The request: State how many lines of the entries hold the string "value", and nothing more.

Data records
##########

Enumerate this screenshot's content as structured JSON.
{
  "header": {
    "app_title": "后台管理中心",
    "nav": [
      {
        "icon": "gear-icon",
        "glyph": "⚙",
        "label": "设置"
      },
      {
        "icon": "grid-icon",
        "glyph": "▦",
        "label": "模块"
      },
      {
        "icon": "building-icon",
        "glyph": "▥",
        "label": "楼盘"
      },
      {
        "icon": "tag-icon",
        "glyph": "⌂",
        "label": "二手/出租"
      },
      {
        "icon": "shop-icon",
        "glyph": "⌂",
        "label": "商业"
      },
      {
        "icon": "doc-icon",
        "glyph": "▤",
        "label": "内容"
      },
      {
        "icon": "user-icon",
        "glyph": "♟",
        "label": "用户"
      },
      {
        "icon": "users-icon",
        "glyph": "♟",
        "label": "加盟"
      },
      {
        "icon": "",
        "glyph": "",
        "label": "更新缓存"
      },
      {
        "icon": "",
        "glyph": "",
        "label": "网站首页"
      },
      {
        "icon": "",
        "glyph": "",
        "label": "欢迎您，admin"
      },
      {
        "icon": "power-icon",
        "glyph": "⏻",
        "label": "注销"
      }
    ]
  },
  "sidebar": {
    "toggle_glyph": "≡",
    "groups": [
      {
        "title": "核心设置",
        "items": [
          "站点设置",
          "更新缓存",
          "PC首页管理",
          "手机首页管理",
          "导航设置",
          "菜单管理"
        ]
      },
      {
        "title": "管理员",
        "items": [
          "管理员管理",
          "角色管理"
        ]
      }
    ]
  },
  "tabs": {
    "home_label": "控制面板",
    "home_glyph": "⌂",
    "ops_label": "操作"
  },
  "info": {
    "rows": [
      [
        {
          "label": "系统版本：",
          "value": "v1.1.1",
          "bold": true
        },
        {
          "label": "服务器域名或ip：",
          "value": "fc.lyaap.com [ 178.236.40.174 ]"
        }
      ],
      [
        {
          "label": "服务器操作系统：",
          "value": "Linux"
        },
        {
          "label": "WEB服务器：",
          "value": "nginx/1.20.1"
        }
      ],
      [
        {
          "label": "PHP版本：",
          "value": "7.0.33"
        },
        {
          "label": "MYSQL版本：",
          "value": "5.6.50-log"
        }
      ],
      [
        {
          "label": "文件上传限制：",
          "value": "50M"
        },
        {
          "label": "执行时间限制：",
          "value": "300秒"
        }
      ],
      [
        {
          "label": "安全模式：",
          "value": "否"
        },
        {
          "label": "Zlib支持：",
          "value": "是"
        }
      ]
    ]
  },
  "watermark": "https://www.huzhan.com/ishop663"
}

##########

Full output: 10